| Given request |
Without changing a character, return the entries, but not the images they hold.

| Excerpts from a figure dataset |

--

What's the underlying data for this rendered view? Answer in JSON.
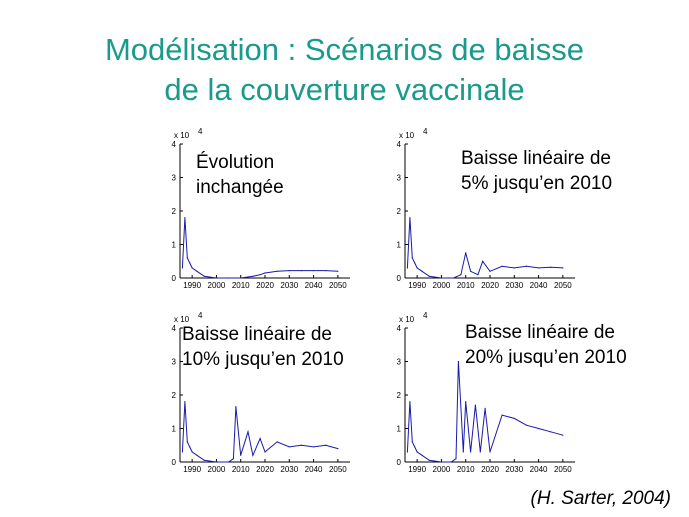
{
  "title_line1": "Modélisation : Scénarios de baisse",
  "title_line2": "de la couverture vaccinale",
  "source": "(H. Sarter, 2004)",
  "colors": {
    "title": "#1a9a8c",
    "series": "#1a1aaa",
    "axis": "#000000"
  },
  "chart_data": [
    {
      "type": "line",
      "label_lines": [
        "Évolution",
        "inchangée"
      ],
      "scale_note": "x 10",
      "scale_exp": "4",
      "xlim": [
        1985,
        2055
      ],
      "ylim": [
        0,
        4
      ],
      "xticks": [
        "1990",
        "2000",
        "2010",
        "2020",
        "2030",
        "2040",
        "2050"
      ],
      "yticks": [
        "0",
        "1",
        "2",
        "3",
        "4"
      ],
      "x": [
        1986,
        1987,
        1988,
        1989,
        1990,
        1992,
        1995,
        2000,
        2005,
        2010,
        2015,
        2018,
        2020,
        2025,
        2030,
        2035,
        2040,
        2045,
        2050
      ],
      "y": [
        0.3,
        1.8,
        0.6,
        0.45,
        0.3,
        0.2,
        0.05,
        0.0,
        0.0,
        0.0,
        0.05,
        0.1,
        0.15,
        0.2,
        0.22,
        0.22,
        0.22,
        0.22,
        0.2
      ]
    },
    {
      "type": "line",
      "label_lines": [
        "Baisse linéaire de",
        "5% jusqu’en 2010"
      ],
      "scale_note": "x 10",
      "scale_exp": "4",
      "xlim": [
        1985,
        2055
      ],
      "ylim": [
        0,
        4
      ],
      "xticks": [
        "1990",
        "2000",
        "2010",
        "2020",
        "2030",
        "2040",
        "2050"
      ],
      "yticks": [
        "0",
        "1",
        "2",
        "3",
        "4"
      ],
      "x": [
        1986,
        1987,
        1988,
        1989,
        1990,
        1992,
        1995,
        2000,
        2005,
        2008,
        2010,
        2012,
        2015,
        2017,
        2020,
        2025,
        2030,
        2035,
        2040,
        2045,
        2050
      ],
      "y": [
        0.3,
        1.8,
        0.6,
        0.45,
        0.3,
        0.2,
        0.05,
        0.0,
        0.0,
        0.1,
        0.75,
        0.2,
        0.1,
        0.5,
        0.2,
        0.35,
        0.3,
        0.35,
        0.3,
        0.32,
        0.3
      ]
    },
    {
      "type": "line",
      "label_lines": [
        "Baisse linéaire de",
        "10% jusqu’en 2010"
      ],
      "scale_note": "x 10",
      "scale_exp": "4",
      "xlim": [
        1985,
        2055
      ],
      "ylim": [
        0,
        4
      ],
      "xticks": [
        "1990",
        "2000",
        "2010",
        "2020",
        "2030",
        "2040",
        "2050"
      ],
      "yticks": [
        "0",
        "1",
        "2",
        "3",
        "4"
      ],
      "x": [
        1986,
        1987,
        1988,
        1989,
        1990,
        1992,
        1995,
        2000,
        2005,
        2007,
        2008,
        2010,
        2013,
        2015,
        2018,
        2020,
        2025,
        2030,
        2035,
        2040,
        2045,
        2050
      ],
      "y": [
        0.3,
        1.8,
        0.6,
        0.45,
        0.3,
        0.2,
        0.05,
        0.0,
        0.0,
        0.1,
        1.65,
        0.2,
        0.9,
        0.2,
        0.7,
        0.3,
        0.6,
        0.45,
        0.5,
        0.45,
        0.5,
        0.4
      ]
    },
    {
      "type": "line",
      "label_lines": [
        "Baisse linéaire de",
        "20% jusqu’en 2010"
      ],
      "scale_note": "x 10",
      "scale_exp": "4",
      "xlim": [
        1985,
        2055
      ],
      "ylim": [
        0,
        4
      ],
      "xticks": [
        "1990",
        "2000",
        "2010",
        "2020",
        "2030",
        "2040",
        "2050"
      ],
      "yticks": [
        "0",
        "1",
        "2",
        "3",
        "4"
      ],
      "x": [
        1986,
        1987,
        1988,
        1989,
        1990,
        1992,
        1995,
        2000,
        2004,
        2006,
        2007,
        2009,
        2010,
        2012,
        2014,
        2016,
        2018,
        2020,
        2025,
        2030,
        2035,
        2040,
        2045,
        2050
      ],
      "y": [
        0.3,
        1.8,
        0.6,
        0.45,
        0.3,
        0.2,
        0.05,
        0.0,
        0.0,
        0.1,
        3.0,
        0.3,
        1.8,
        0.3,
        1.7,
        0.3,
        1.6,
        0.3,
        1.4,
        1.3,
        1.1,
        1.0,
        0.9,
        0.8
      ]
    }
  ]
}
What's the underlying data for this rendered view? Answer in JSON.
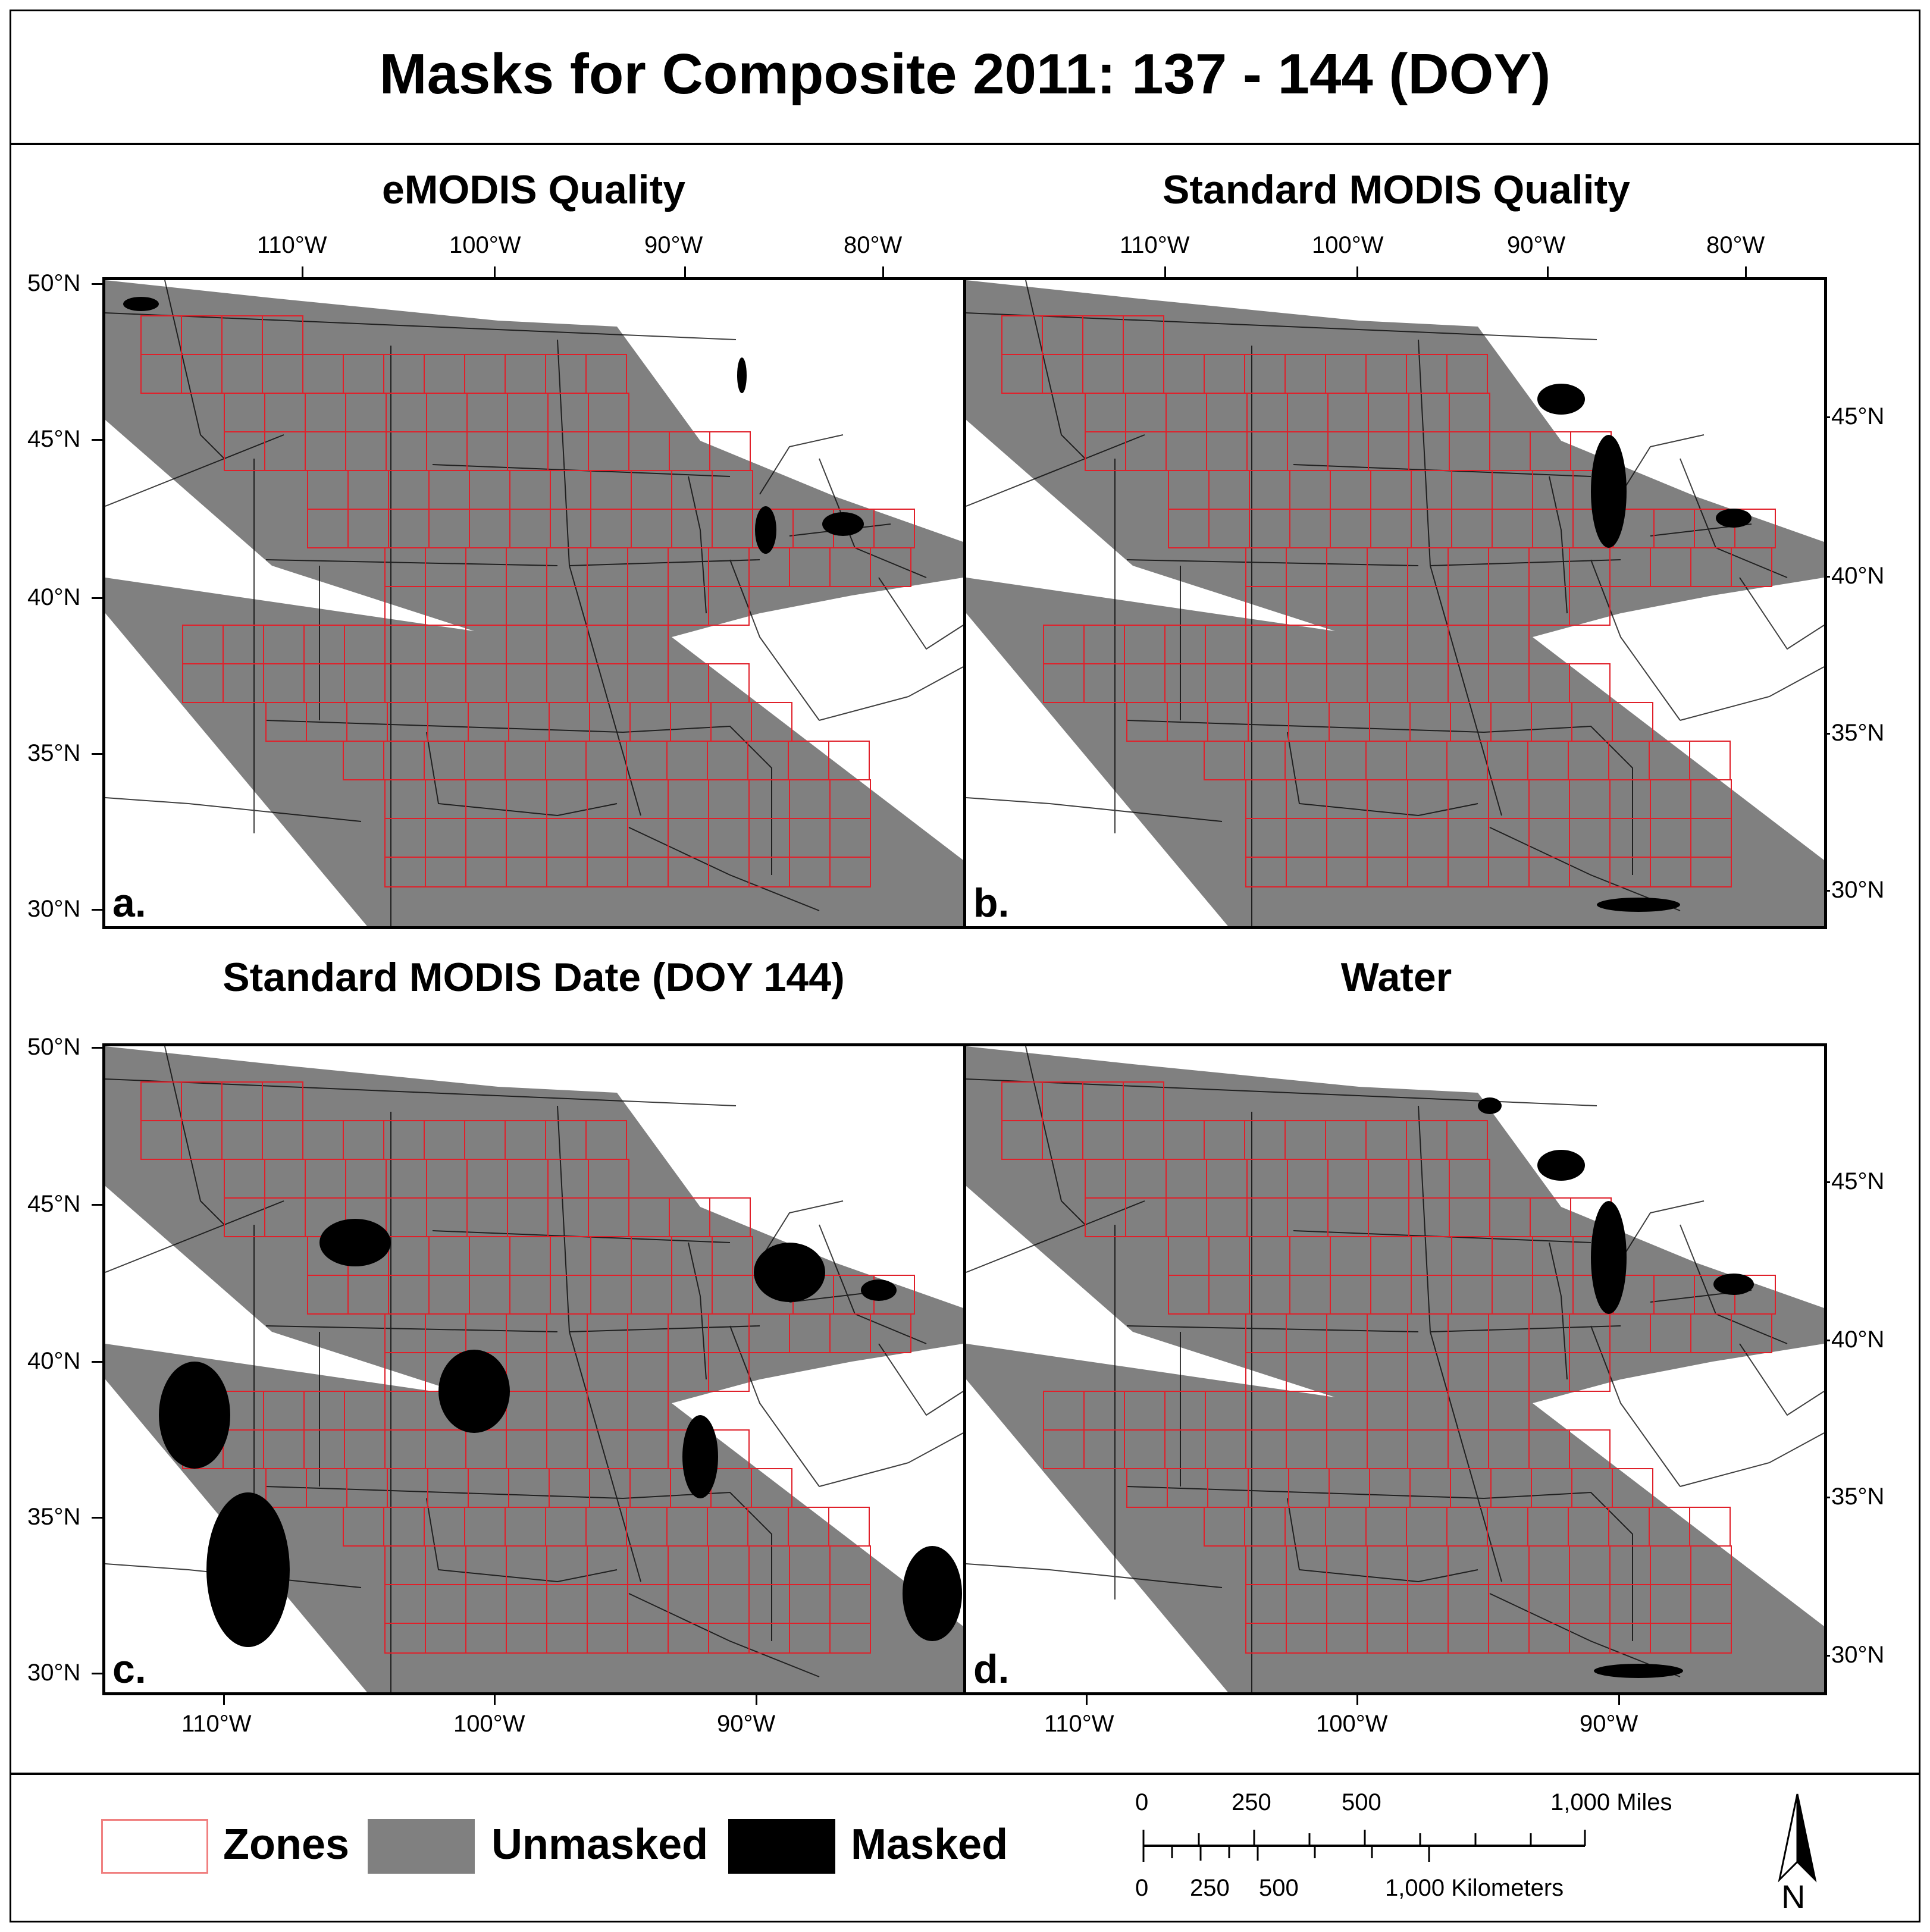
{
  "title": "Masks for Composite 2011: 137 - 144 (DOY)",
  "panels": [
    {
      "title": "eMODIS Quality",
      "letter": "a."
    },
    {
      "title": "Standard MODIS Quality",
      "letter": "b."
    },
    {
      "title": "Standard MODIS Date (DOY 144)",
      "letter": "c."
    },
    {
      "title": "Water",
      "letter": "d."
    }
  ],
  "lon_labels_top": [
    "110°W",
    "100°W",
    "90°W",
    "80°W"
  ],
  "lon_labels_bottom": [
    "110°W",
    "100°W",
    "90°W"
  ],
  "lat_labels_left": [
    "50°N",
    "45°N",
    "40°N",
    "35°N",
    "30°N"
  ],
  "lat_labels_right": [
    "45°N",
    "40°N",
    "35°N",
    "30°N"
  ],
  "legend": {
    "zones": "Zones",
    "unmasked": "Unmasked",
    "masked": "Masked",
    "colors": {
      "zones": "#e0202a",
      "unmasked": "#808080",
      "masked": "#000000"
    }
  },
  "scale_bar": {
    "miles_ticks": [
      "0",
      "250",
      "500",
      "1,000 Miles"
    ],
    "km_ticks": [
      "0",
      "250",
      "500",
      "1,000 Kilometers"
    ]
  },
  "north_arrow": "N"
}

--

| Worked solution |
What's the underlying data for this rendered view? Answer in JSON.
{
  "title_line1": "Modélisation : Scénarios de baisse",
  "title_line2": "de la couverture vaccinale",
  "source": "(H. Sarter, 2004)",
  "colors": {
    "title": "#1a9a8c",
    "series": "#1a1aaa",
    "axis": "#000000"
  },
  "chart_data": [
    {
      "type": "line",
      "label_lines": [
        "Évolution",
        "inchangée"
      ],
      "scale_note": "x 10",
      "scale_exp": "4",
      "xlim": [
        1985,
        2055
      ],
      "ylim": [
        0,
        4
      ],
      "xticks": [
        "1990",
        "2000",
        "2010",
        "2020",
        "2030",
        "2040",
        "2050"
      ],
      "yticks": [
        "0",
        "1",
        "2",
        "3",
        "4"
      ],
      "x": [
        1986,
        1987,
        1988,
        1989,
        1990,
        1992,
        1995,
        2000,
        2005,
        2010,
        2015,
        2018,
        2020,
        2025,
        2030,
        2035,
        2040,
        2045,
        2050
      ],
      "y": [
        0.3,
        1.8,
        0.6,
        0.45,
        0.3,
        0.2,
        0.05,
        0.0,
        0.0,
        0.0,
        0.05,
        0.1,
        0.15,
        0.2,
        0.22,
        0.22,
        0.22,
        0.22,
        0.2
      ]
    },
    {
      "type": "line",
      "label_lines": [
        "Baisse linéaire de",
        "5% jusqu’en 2010"
      ],
      "scale_note": "x 10",
      "scale_exp": "4",
      "xlim": [
        1985,
        2055
      ],
      "ylim": [
        0,
        4
      ],
      "xticks": [
        "1990",
        "2000",
        "2010",
        "2020",
        "2030",
        "2040",
        "2050"
      ],
      "yticks": [
        "0",
        "1",
        "2",
        "3",
        "4"
      ],
      "x": [
        1986,
        1987,
        1988,
        1989,
        1990,
        1992,
        1995,
        2000,
        2005,
        2008,
        2010,
        2012,
        2015,
        2017,
        2020,
        2025,
        2030,
        2035,
        2040,
        2045,
        2050
      ],
      "y": [
        0.3,
        1.8,
        0.6,
        0.45,
        0.3,
        0.2,
        0.05,
        0.0,
        0.0,
        0.1,
        0.75,
        0.2,
        0.1,
        0.5,
        0.2,
        0.35,
        0.3,
        0.35,
        0.3,
        0.32,
        0.3
      ]
    },
    {
      "type": "line",
      "label_lines": [
        "Baisse linéaire de",
        "10% jusqu’en 2010"
      ],
      "scale_note": "x 10",
      "scale_exp": "4",
      "xlim": [
        1985,
        2055
      ],
      "ylim": [
        0,
        4
      ],
      "xticks": [
        "1990",
        "2000",
        "2010",
        "2020",
        "2030",
        "2040",
        "2050"
      ],
      "yticks": [
        "0",
        "1",
        "2",
        "3",
        "4"
      ],
      "x": [
        1986,
        1987,
        1988,
        1989,
        1990,
        1992,
        1995,
        2000,
        2005,
        2007,
        2008,
        2010,
        2013,
        2015,
        2018,
        2020,
        2025,
        2030,
        2035,
        2040,
        2045,
        2050
      ],
      "y": [
        0.3,
        1.8,
        0.6,
        0.45,
        0.3,
        0.2,
        0.05,
        0.0,
        0.0,
        0.1,
        1.65,
        0.2,
        0.9,
        0.2,
        0.7,
        0.3,
        0.6,
        0.45,
        0.5,
        0.45,
        0.5,
        0.4
      ]
    },
    {
      "type": "line",
      "label_lines": [
        "Baisse linéaire de",
        "20% jusqu’en 2010"
      ],
      "scale_note": "x 10",
      "scale_exp": "4",
      "xlim": [
        1985,
        2055
      ],
      "ylim": [
        0,
        4
      ],
      "xticks": [
        "1990",
        "2000",
        "2010",
        "2020",
        "2030",
        "2040",
        "2050"
      ],
      "yticks": [
        "0",
        "1",
        "2",
        "3",
        "4"
      ],
      "x": [
        1986,
        1987,
        1988,
        1989,
        1990,
        1992,
        1995,
        2000,
        2004,
        2006,
        2007,
        2009,
        2010,
        2012,
        2014,
        2016,
        2018,
        2020,
        2025,
        2030,
        2035,
        2040,
        2045,
        2050
      ],
      "y": [
        0.3,
        1.8,
        0.6,
        0.45,
        0.3,
        0.2,
        0.05,
        0.0,
        0.0,
        0.1,
        3.0,
        0.3,
        1.8,
        0.3,
        1.7,
        0.3,
        1.6,
        0.3,
        1.4,
        1.3,
        1.1,
        1.0,
        0.9,
        0.8
      ]
    }
  ]
}
What's the underlying data for this rendered view? Answer in JSON.
{
  "title": "Masks for Composite 2011: 137 - 144 (DOY)",
  "panels": [
    {
      "title": "eMODIS Quality",
      "letter": "a."
    },
    {
      "title": "Standard MODIS Quality",
      "letter": "b."
    },
    {
      "title": "Standard MODIS Date (DOY 144)",
      "letter": "c."
    },
    {
      "title": "Water",
      "letter": "d."
    }
  ],
  "lon_labels_top": [
    "110°W",
    "100°W",
    "90°W",
    "80°W"
  ],
  "lon_labels_bottom": [
    "110°W",
    "100°W",
    "90°W"
  ],
  "lat_labels_left": [
    "50°N",
    "45°N",
    "40°N",
    "35°N",
    "30°N"
  ],
  "lat_labels_right": [
    "45°N",
    "40°N",
    "35°N",
    "30°N"
  ],
  "legend": {
    "zones": "Zones",
    "unmasked": "Unmasked",
    "masked": "Masked",
    "colors": {
      "zones": "#e0202a",
      "unmasked": "#808080",
      "masked": "#000000"
    }
  },
  "scale_bar": {
    "miles_ticks": [
      "0",
      "250",
      "500",
      "1,000 Miles"
    ],
    "km_ticks": [
      "0",
      "250",
      "500",
      "1,000 Kilometers"
    ]
  },
  "north_arrow": "N"
}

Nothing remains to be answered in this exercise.